— START —
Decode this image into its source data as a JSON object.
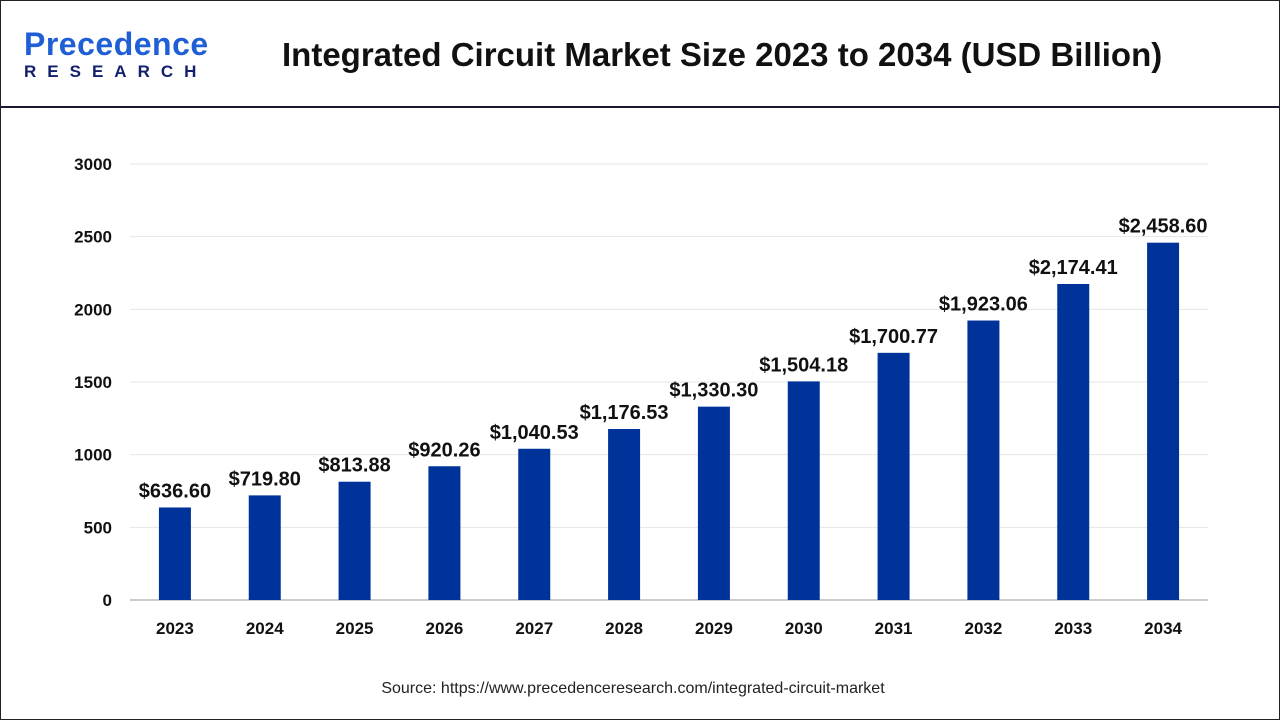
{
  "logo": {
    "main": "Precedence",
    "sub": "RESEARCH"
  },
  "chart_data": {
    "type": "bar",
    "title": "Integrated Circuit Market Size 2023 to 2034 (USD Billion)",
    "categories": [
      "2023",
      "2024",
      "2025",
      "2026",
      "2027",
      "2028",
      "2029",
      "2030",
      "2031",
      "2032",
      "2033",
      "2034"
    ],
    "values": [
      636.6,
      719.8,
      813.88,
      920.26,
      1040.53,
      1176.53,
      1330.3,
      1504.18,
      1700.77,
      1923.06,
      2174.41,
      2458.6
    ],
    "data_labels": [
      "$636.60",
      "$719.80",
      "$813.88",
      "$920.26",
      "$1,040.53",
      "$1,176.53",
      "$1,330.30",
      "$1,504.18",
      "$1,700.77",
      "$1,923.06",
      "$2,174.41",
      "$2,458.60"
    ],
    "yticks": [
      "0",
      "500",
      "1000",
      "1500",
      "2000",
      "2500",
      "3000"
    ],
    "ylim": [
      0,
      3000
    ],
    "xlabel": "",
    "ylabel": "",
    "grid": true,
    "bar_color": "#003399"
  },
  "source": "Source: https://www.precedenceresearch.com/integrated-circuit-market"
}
— END —
● **Directions for this task**:
Search the entries for "source" and copy out each line that has it.

● **Correct output**:
Decode this image into its source data as a JSON object.
  "source": "Source: https://www.precedenceresearch.com/integrated-circuit-market"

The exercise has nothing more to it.